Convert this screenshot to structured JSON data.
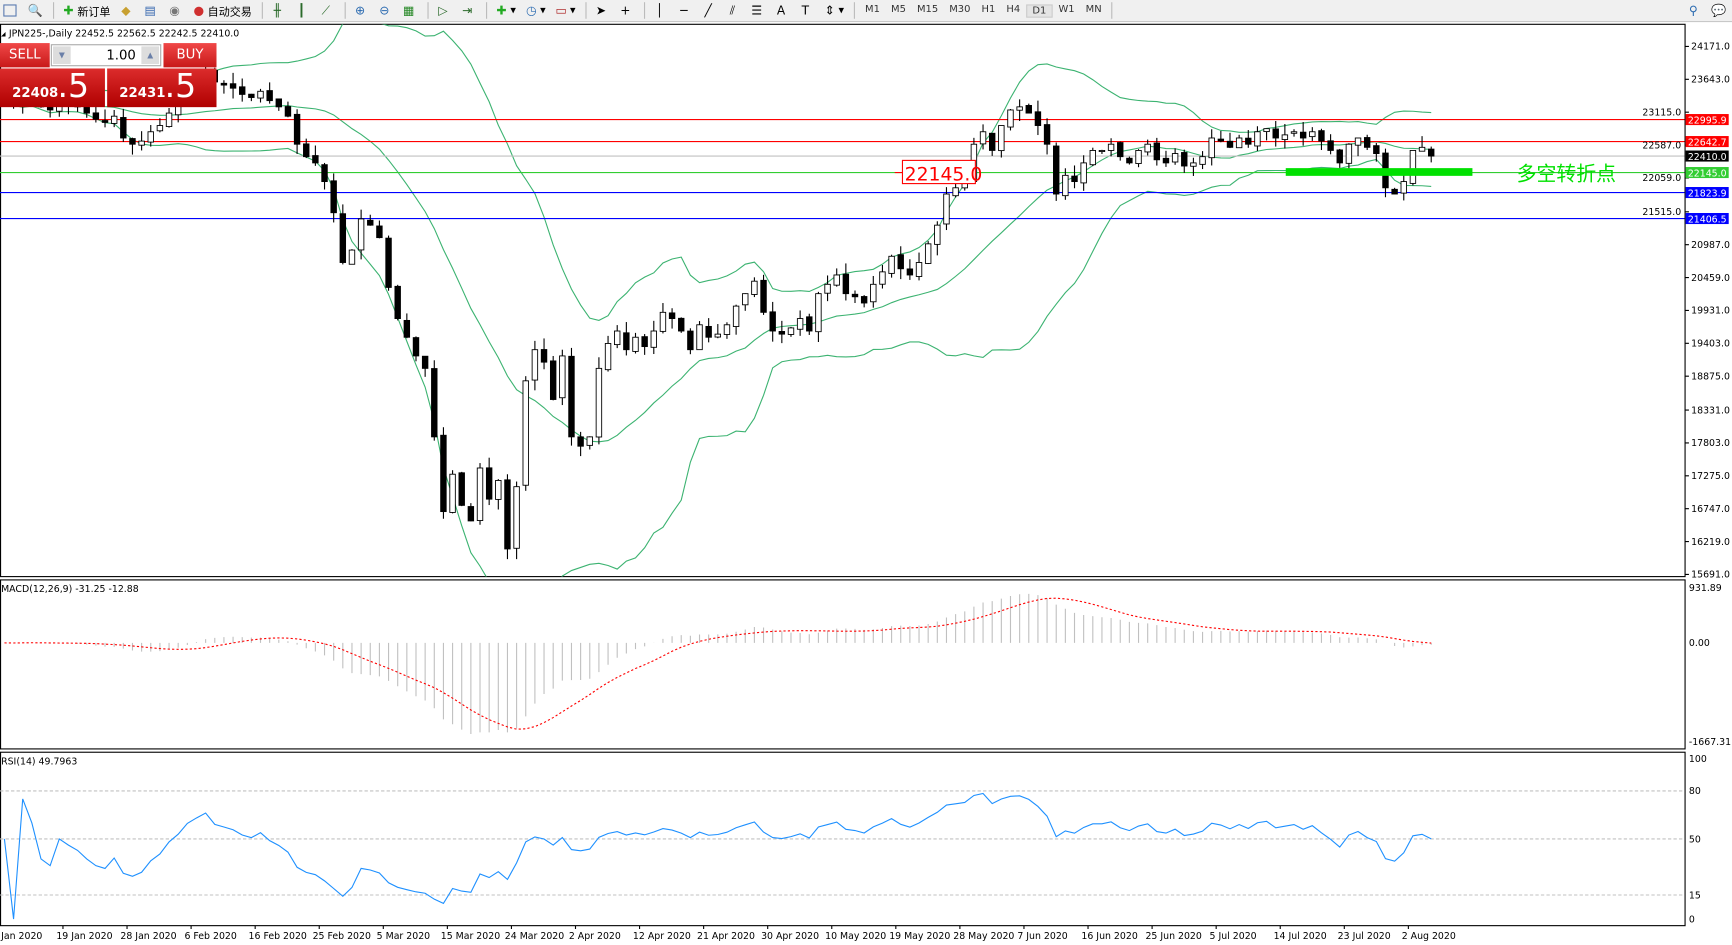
{
  "toolbar": {
    "new_order": "新订单",
    "auto_trading": "自动交易",
    "timeframes": [
      "M1",
      "M5",
      "M15",
      "M30",
      "H1",
      "H4",
      "D1",
      "W1",
      "MN"
    ],
    "active_timeframe": "D1"
  },
  "chart": {
    "header": "JPN225-,Daily  22452.5 22562.5 22242.5 22410.0",
    "annotation_price": "22145.0",
    "annotation_text": "多空转折点"
  },
  "trade_panel": {
    "sell_label": "SELL",
    "buy_label": "BUY",
    "lot": "1.00",
    "sell_main": "22408",
    "sell_frac": ".5",
    "buy_main": "22431",
    "buy_frac": ".5"
  },
  "colors": {
    "up_body": "#ffffff",
    "down_body": "#000000",
    "bands": "#3cb371",
    "macd_hist": "#c0c0c0",
    "macd_signal": "#ff0000",
    "rsi": "#1e90ff",
    "annotation": "#00e000"
  },
  "price_axis": [
    "24171.0",
    "23643.0",
    "23115.0",
    "22587.0",
    "22059.0",
    "21515.0",
    "20987.0",
    "20459.0",
    "19931.0",
    "19403.0",
    "18875.0",
    "18331.0",
    "17803.0",
    "17275.0",
    "16747.0",
    "16219.0",
    "15691.0"
  ],
  "hlines": [
    {
      "price": 22995.9,
      "label": "22995.9",
      "color": "#ff0000"
    },
    {
      "price": 22642.7,
      "label": "22642.7",
      "color": "#ff0000"
    },
    {
      "price": 22410.0,
      "label": "22410.0",
      "color": "#000000",
      "line": "#c0c0c0"
    },
    {
      "price": 22145.0,
      "label": "22145.0",
      "color": "#32cd32"
    },
    {
      "price": 21823.9,
      "label": "21823.9",
      "color": "#0000ff"
    },
    {
      "price": 21406.5,
      "label": "21406.5",
      "color": "#0000ff"
    }
  ],
  "macd": {
    "label": "MACD(12,26,9) -31.25 -12.88",
    "axis": [
      "931.89",
      "0.00",
      "-1667.31"
    ]
  },
  "rsi": {
    "label": "RSI(14) 49.7963",
    "axis": [
      "100",
      "80",
      "50",
      "15",
      "0"
    ]
  },
  "time_axis": [
    "Jan 2020",
    "19 Jan 2020",
    "28 Jan 2020",
    "6 Feb 2020",
    "16 Feb 2020",
    "25 Feb 2020",
    "5 Mar 2020",
    "15 Mar 2020",
    "24 Mar 2020",
    "2 Apr 2020",
    "12 Apr 2020",
    "21 Apr 2020",
    "30 Apr 2020",
    "10 May 2020",
    "19 May 2020",
    "28 May 2020",
    "7 Jun 2020",
    "16 Jun 2020",
    "25 Jun 2020",
    "5 Jul 2020",
    "14 Jul 2020",
    "23 Jul 2020",
    "2 Aug 2020"
  ],
  "chart_data": {
    "type": "candlestick",
    "symbol": "JPN225-",
    "timeframe": "Daily",
    "ylim": [
      15691,
      24171
    ],
    "closes": [
      23300,
      23250,
      23400,
      23350,
      23200,
      23150,
      23300,
      23250,
      23200,
      23100,
      23000,
      22950,
      23050,
      22700,
      22600,
      22650,
      22800,
      22900,
      23100,
      23250,
      23500,
      23650,
      23800,
      23600,
      23550,
      23500,
      23400,
      23350,
      23450,
      23300,
      23200,
      23050,
      22600,
      22400,
      22300,
      22000,
      21500,
      20700,
      20900,
      21400,
      21300,
      21100,
      20300,
      19800,
      19500,
      19200,
      19000,
      17900,
      16700,
      17300,
      16800,
      16550,
      17400,
      16900,
      17200,
      16100,
      17100,
      18800,
      19300,
      19100,
      18500,
      19200,
      17900,
      17750,
      17900,
      19000,
      19400,
      19600,
      19300,
      19500,
      19350,
      19600,
      19900,
      19800,
      19600,
      19300,
      19700,
      19500,
      19550,
      19700,
      20000,
      20200,
      20400,
      19900,
      19600,
      19550,
      19650,
      19800,
      19600,
      20200,
      20350,
      20500,
      20200,
      20150,
      20050,
      20350,
      20550,
      20800,
      20600,
      20500,
      20700,
      21000,
      21300,
      21800,
      21900,
      22000,
      22600,
      22800,
      22500,
      22900,
      23150,
      23200,
      23100,
      22900,
      22600,
      21800,
      22100,
      22000,
      22300,
      22500,
      22500,
      22600,
      22400,
      22300,
      22500,
      22600,
      22350,
      22300,
      22450,
      22250,
      22300,
      22400,
      22700,
      22650,
      22550,
      22700,
      22600,
      22800,
      22850,
      22700,
      22750,
      22800,
      22700,
      22800,
      22650,
      22500,
      22300,
      22600,
      22700,
      22550,
      22450,
      21900,
      21800,
      22000,
      22500,
      22550,
      22410
    ]
  }
}
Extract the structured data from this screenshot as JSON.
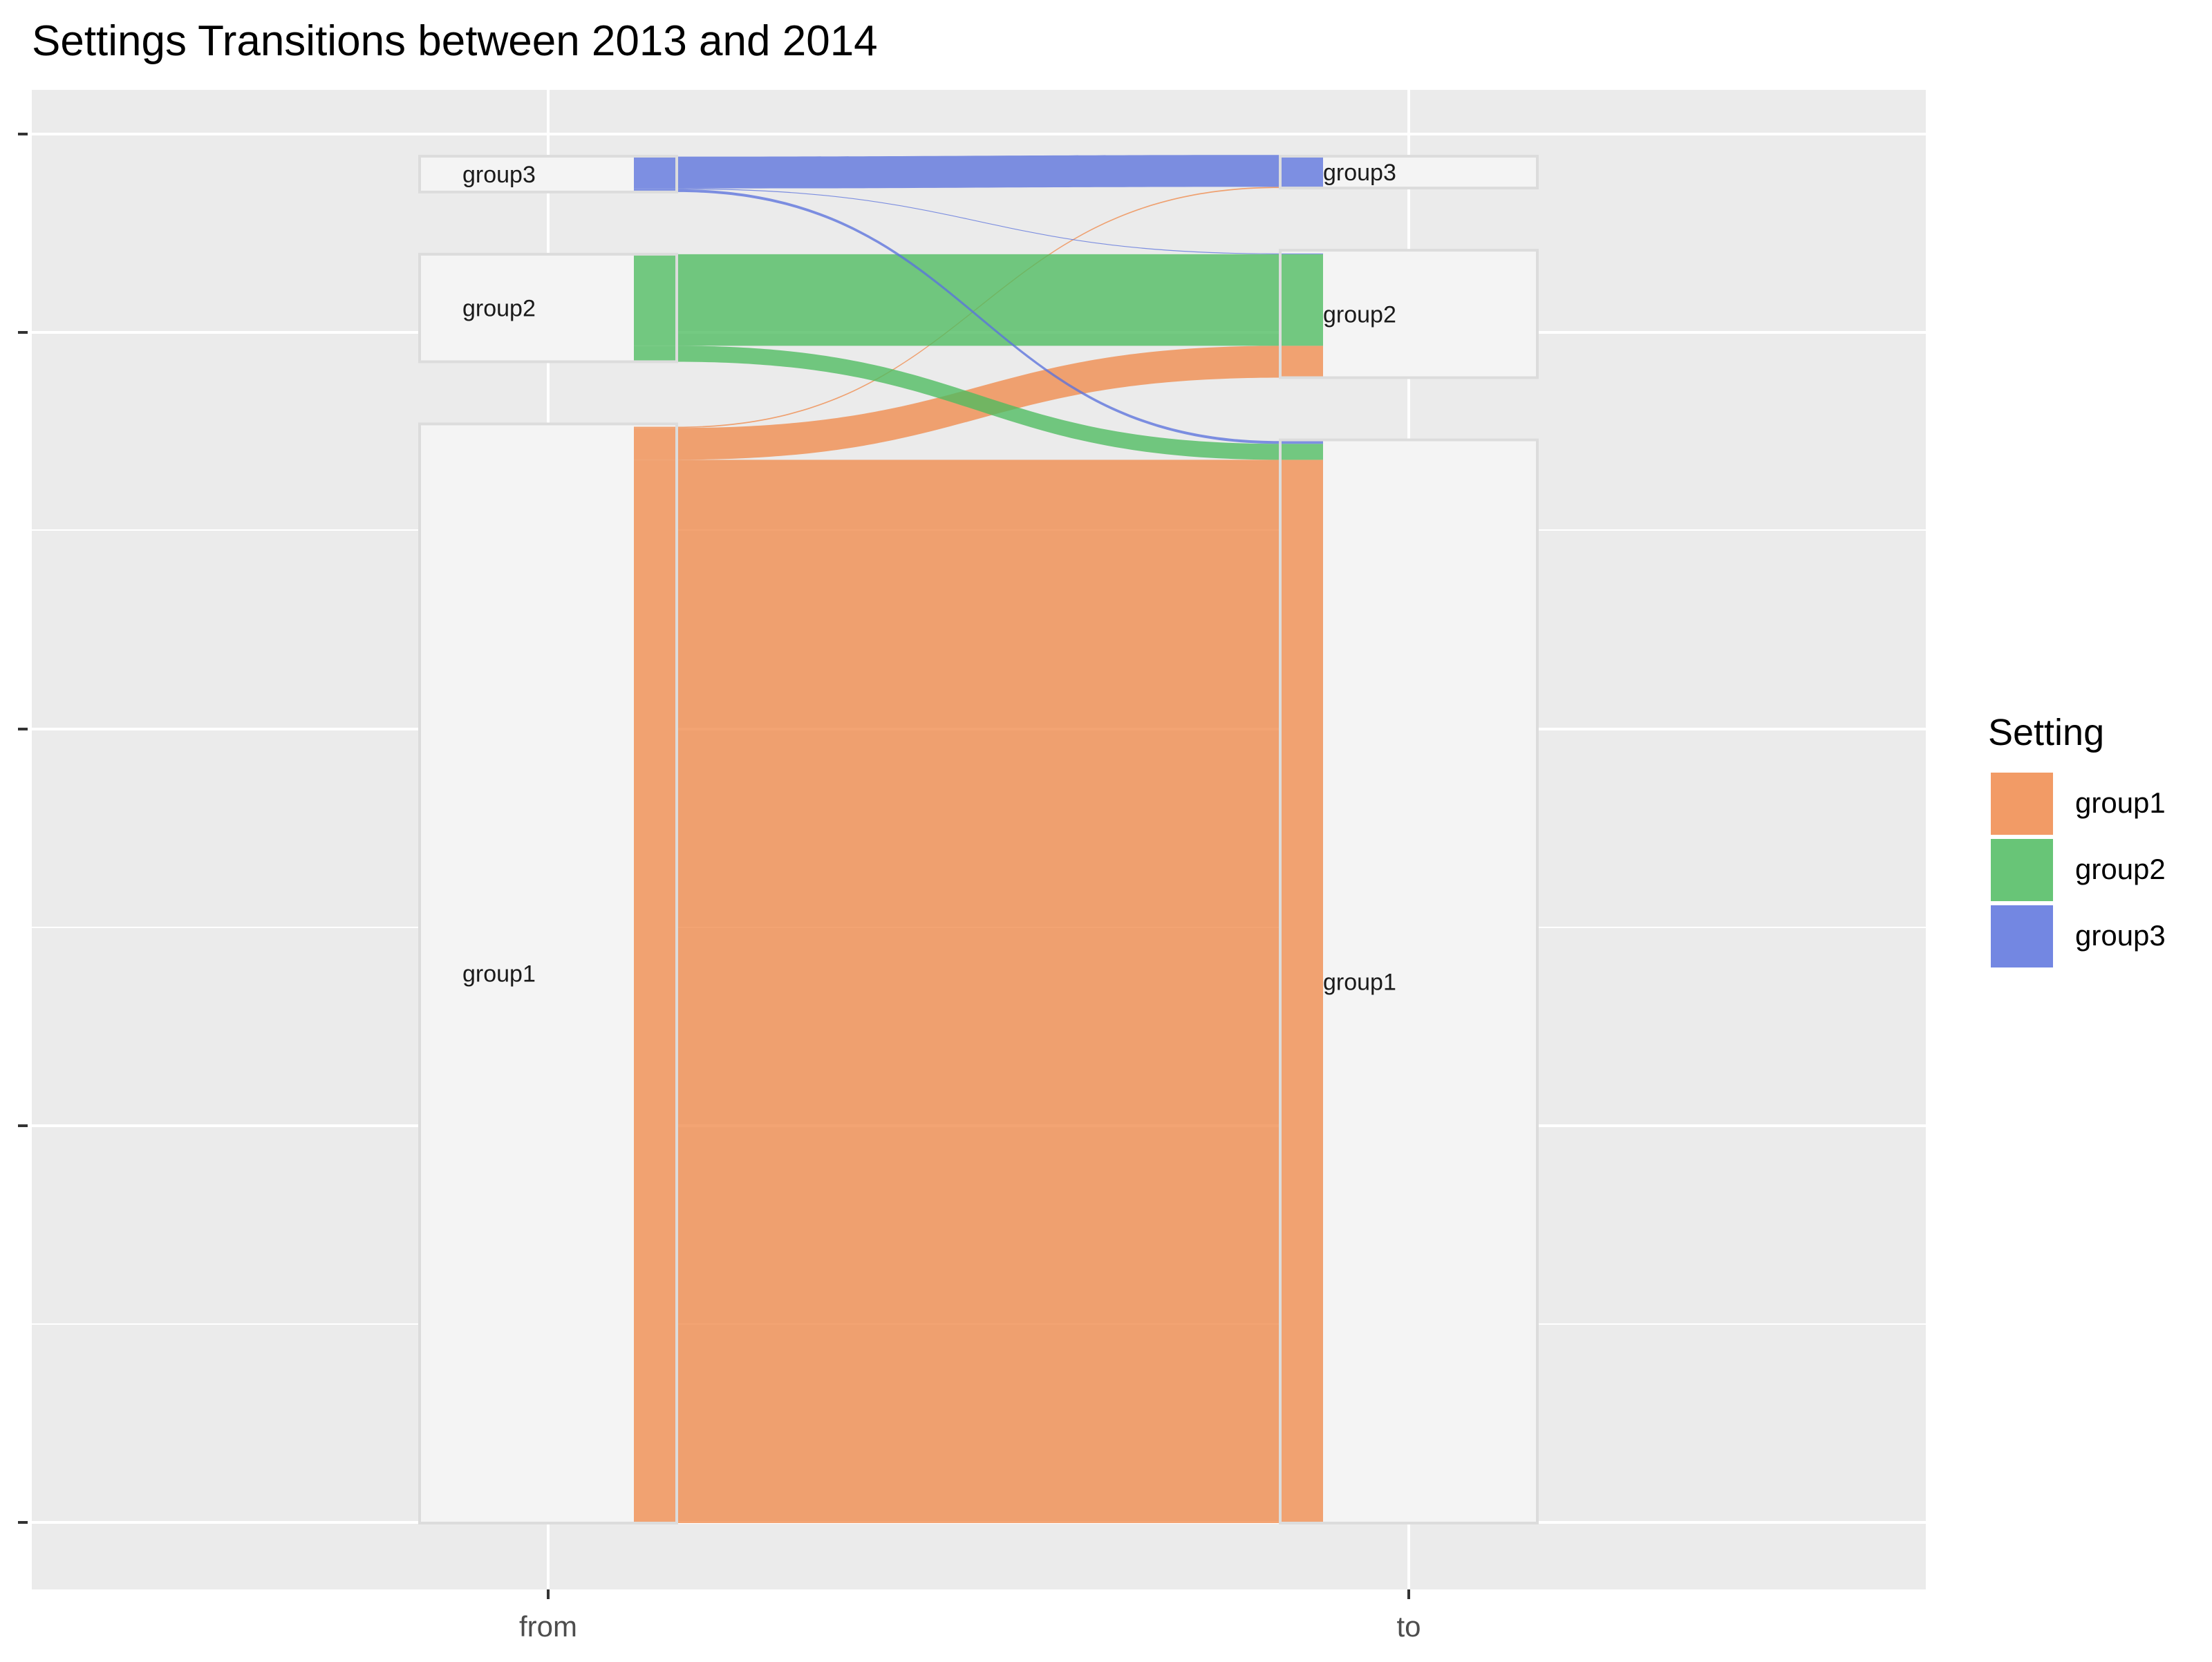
{
  "chart_data": {
    "type": "alluvial",
    "title": "Settings Transitions between 2013 and 2014",
    "axes": [
      "from",
      "to"
    ],
    "legend": {
      "title": "Setting",
      "placement": "right",
      "items": [
        "group1",
        "group2",
        "group3"
      ]
    },
    "colors": {
      "group1": "#F08A4B",
      "group2": "#4DBB5F",
      "group3": "#5B72DD",
      "panel": "#EBEBEB",
      "grid": "#FFFFFF",
      "stratum_fill": "#F4F4F4",
      "stratum_stroke": "#DCDCDC"
    },
    "strata_order_bottom_to_top": [
      "group1",
      "group2",
      "group3"
    ],
    "strata_from": [
      {
        "name": "group1",
        "value": 276
      },
      {
        "name": "group2",
        "value": 27
      },
      {
        "name": "group3",
        "value": 9
      }
    ],
    "strata_to": [
      {
        "name": "group1",
        "value": 272
      },
      {
        "name": "group2",
        "value": 32
      },
      {
        "name": "group3",
        "value": 8
      }
    ],
    "flows": [
      {
        "from": "group1",
        "to": "group1",
        "value": 267
      },
      {
        "from": "group1",
        "to": "group2",
        "value": 8
      },
      {
        "from": "group1",
        "to": "group3",
        "value": 0.3
      },
      {
        "from": "group2",
        "to": "group1",
        "value": 4
      },
      {
        "from": "group2",
        "to": "group2",
        "value": 23
      },
      {
        "from": "group3",
        "to": "group1",
        "value": 0.7
      },
      {
        "from": "group3",
        "to": "group2",
        "value": 0.2
      },
      {
        "from": "group3",
        "to": "group3",
        "value": 8
      }
    ],
    "grid": true
  }
}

Given exercise: Omit the pictures. Output every record above word for word.

Written solution:
Convert this screenshot to structured JSON data.
{
  "toolbar": {
    "new_order": "新订单",
    "auto_trading": "自动交易",
    "timeframes": [
      "M1",
      "M5",
      "M15",
      "M30",
      "H1",
      "H4",
      "D1",
      "W1",
      "MN"
    ],
    "active_timeframe": "D1"
  },
  "chart": {
    "header": "JPN225-,Daily  22452.5 22562.5 22242.5 22410.0",
    "annotation_price": "22145.0",
    "annotation_text": "多空转折点"
  },
  "trade_panel": {
    "sell_label": "SELL",
    "buy_label": "BUY",
    "lot": "1.00",
    "sell_main": "22408",
    "sell_frac": ".5",
    "buy_main": "22431",
    "buy_frac": ".5"
  },
  "colors": {
    "up_body": "#ffffff",
    "down_body": "#000000",
    "bands": "#3cb371",
    "macd_hist": "#c0c0c0",
    "macd_signal": "#ff0000",
    "rsi": "#1e90ff",
    "annotation": "#00e000"
  },
  "price_axis": [
    "24171.0",
    "23643.0",
    "23115.0",
    "22587.0",
    "22059.0",
    "21515.0",
    "20987.0",
    "20459.0",
    "19931.0",
    "19403.0",
    "18875.0",
    "18331.0",
    "17803.0",
    "17275.0",
    "16747.0",
    "16219.0",
    "15691.0"
  ],
  "hlines": [
    {
      "price": 22995.9,
      "label": "22995.9",
      "color": "#ff0000"
    },
    {
      "price": 22642.7,
      "label": "22642.7",
      "color": "#ff0000"
    },
    {
      "price": 22410.0,
      "label": "22410.0",
      "color": "#000000",
      "line": "#c0c0c0"
    },
    {
      "price": 22145.0,
      "label": "22145.0",
      "color": "#32cd32"
    },
    {
      "price": 21823.9,
      "label": "21823.9",
      "color": "#0000ff"
    },
    {
      "price": 21406.5,
      "label": "21406.5",
      "color": "#0000ff"
    }
  ],
  "macd": {
    "label": "MACD(12,26,9) -31.25 -12.88",
    "axis": [
      "931.89",
      "0.00",
      "-1667.31"
    ]
  },
  "rsi": {
    "label": "RSI(14) 49.7963",
    "axis": [
      "100",
      "80",
      "50",
      "15",
      "0"
    ]
  },
  "time_axis": [
    "Jan 2020",
    "19 Jan 2020",
    "28 Jan 2020",
    "6 Feb 2020",
    "16 Feb 2020",
    "25 Feb 2020",
    "5 Mar 2020",
    "15 Mar 2020",
    "24 Mar 2020",
    "2 Apr 2020",
    "12 Apr 2020",
    "21 Apr 2020",
    "30 Apr 2020",
    "10 May 2020",
    "19 May 2020",
    "28 May 2020",
    "7 Jun 2020",
    "16 Jun 2020",
    "25 Jun 2020",
    "5 Jul 2020",
    "14 Jul 2020",
    "23 Jul 2020",
    "2 Aug 2020"
  ],
  "chart_data": {
    "type": "candlestick",
    "symbol": "JPN225-",
    "timeframe": "Daily",
    "ylim": [
      15691,
      24171
    ],
    "closes": [
      23300,
      23250,
      23400,
      23350,
      23200,
      23150,
      23300,
      23250,
      23200,
      23100,
      23000,
      22950,
      23050,
      22700,
      22600,
      22650,
      22800,
      22900,
      23100,
      23250,
      23500,
      23650,
      23800,
      23600,
      23550,
      23500,
      23400,
      23350,
      23450,
      23300,
      23200,
      23050,
      22600,
      22400,
      22300,
      22000,
      21500,
      20700,
      20900,
      21400,
      21300,
      21100,
      20300,
      19800,
      19500,
      19200,
      19000,
      17900,
      16700,
      17300,
      16800,
      16550,
      17400,
      16900,
      17200,
      16100,
      17100,
      18800,
      19300,
      19100,
      18500,
      19200,
      17900,
      17750,
      17900,
      19000,
      19400,
      19600,
      19300,
      19500,
      19350,
      19600,
      19900,
      19800,
      19600,
      19300,
      19700,
      19500,
      19550,
      19700,
      20000,
      20200,
      20400,
      19900,
      19600,
      19550,
      19650,
      19800,
      19600,
      20200,
      20350,
      20500,
      20200,
      20150,
      20050,
      20350,
      20550,
      20800,
      20600,
      20500,
      20700,
      21000,
      21300,
      21800,
      21900,
      22000,
      22600,
      22800,
      22500,
      22900,
      23150,
      23200,
      23100,
      22900,
      22600,
      21800,
      22100,
      22000,
      22300,
      22500,
      22500,
      22600,
      22400,
      22300,
      22500,
      22600,
      22350,
      22300,
      22450,
      22250,
      22300,
      22400,
      22700,
      22650,
      22550,
      22700,
      22600,
      22800,
      22850,
      22700,
      22750,
      22800,
      22700,
      22800,
      22650,
      22500,
      22300,
      22600,
      22700,
      22550,
      22450,
      21900,
      21800,
      22000,
      22500,
      22550,
      22410
    ]
  }
}
Extract the structured data from this screenshot as JSON.
{
  "chart_data": {
    "type": "alluvial",
    "title": "Settings Transitions between 2013 and 2014",
    "axes": [
      "from",
      "to"
    ],
    "legend": {
      "title": "Setting",
      "placement": "right",
      "items": [
        "group1",
        "group2",
        "group3"
      ]
    },
    "colors": {
      "group1": "#F08A4B",
      "group2": "#4DBB5F",
      "group3": "#5B72DD",
      "panel": "#EBEBEB",
      "grid": "#FFFFFF",
      "stratum_fill": "#F4F4F4",
      "stratum_stroke": "#DCDCDC"
    },
    "strata_order_bottom_to_top": [
      "group1",
      "group2",
      "group3"
    ],
    "strata_from": [
      {
        "name": "group1",
        "value": 276
      },
      {
        "name": "group2",
        "value": 27
      },
      {
        "name": "group3",
        "value": 9
      }
    ],
    "strata_to": [
      {
        "name": "group1",
        "value": 272
      },
      {
        "name": "group2",
        "value": 32
      },
      {
        "name": "group3",
        "value": 8
      }
    ],
    "flows": [
      {
        "from": "group1",
        "to": "group1",
        "value": 267
      },
      {
        "from": "group1",
        "to": "group2",
        "value": 8
      },
      {
        "from": "group1",
        "to": "group3",
        "value": 0.3
      },
      {
        "from": "group2",
        "to": "group1",
        "value": 4
      },
      {
        "from": "group2",
        "to": "group2",
        "value": 23
      },
      {
        "from": "group3",
        "to": "group1",
        "value": 0.7
      },
      {
        "from": "group3",
        "to": "group2",
        "value": 0.2
      },
      {
        "from": "group3",
        "to": "group3",
        "value": 8
      }
    ],
    "grid": true
  }
}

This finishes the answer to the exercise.